Records supplied:
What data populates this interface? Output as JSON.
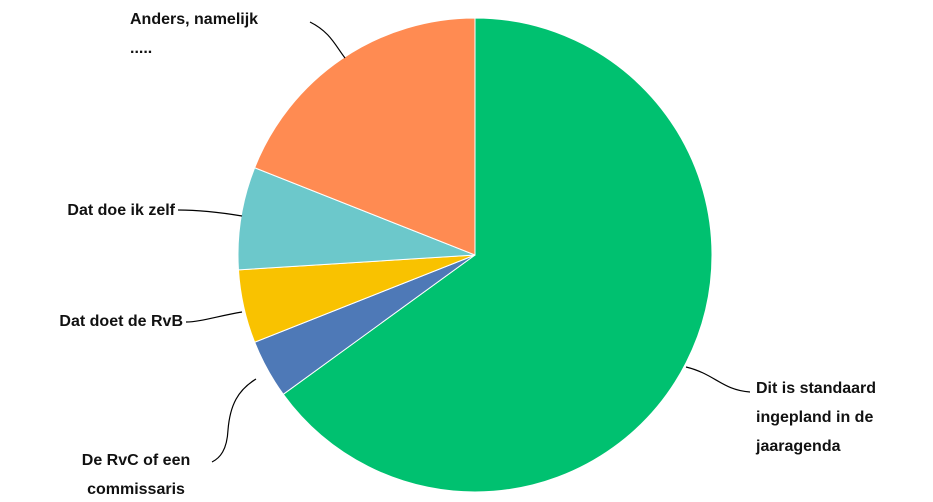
{
  "chart_data": {
    "type": "pie",
    "slices": [
      {
        "label": "Dit is standaard ingepland in de jaaragenda",
        "lines": [
          "Dit is standaard",
          "ingepland in de",
          "jaaragenda"
        ],
        "value": 65,
        "color": "#00C170"
      },
      {
        "label": "De RvC of een commissaris",
        "lines": [
          "De RvC of een",
          "commissaris"
        ],
        "value": 4,
        "color": "#4E79B7"
      },
      {
        "label": "Dat doet de RvB",
        "lines": [
          "Dat doet de RvB"
        ],
        "value": 5,
        "color": "#F9C200"
      },
      {
        "label": "Dat doe ik zelf",
        "lines": [
          "Dat doe ik zelf"
        ],
        "value": 7,
        "color": "#6CC8CB"
      },
      {
        "label": "Anders, namelijk .....",
        "lines": [
          "Anders, namelijk",
          "....."
        ],
        "value": 19,
        "color": "#FF8B52"
      }
    ]
  }
}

Exercise brief:
Output the entries above exactly, without their pictures.

Solution for this exercise:
What data populates this interface? Output as JSON.
{
  "chart_data": {
    "type": "pie",
    "slices": [
      {
        "label": "Dit is standaard ingepland in de jaaragenda",
        "lines": [
          "Dit is standaard",
          "ingepland in de",
          "jaaragenda"
        ],
        "value": 65,
        "color": "#00C170"
      },
      {
        "label": "De RvC of een commissaris",
        "lines": [
          "De RvC of een",
          "commissaris"
        ],
        "value": 4,
        "color": "#4E79B7"
      },
      {
        "label": "Dat doet de RvB",
        "lines": [
          "Dat doet de RvB"
        ],
        "value": 5,
        "color": "#F9C200"
      },
      {
        "label": "Dat doe ik zelf",
        "lines": [
          "Dat doe ik zelf"
        ],
        "value": 7,
        "color": "#6CC8CB"
      },
      {
        "label": "Anders, namelijk .....",
        "lines": [
          "Anders, namelijk",
          "....."
        ],
        "value": 19,
        "color": "#FF8B52"
      }
    ]
  }
}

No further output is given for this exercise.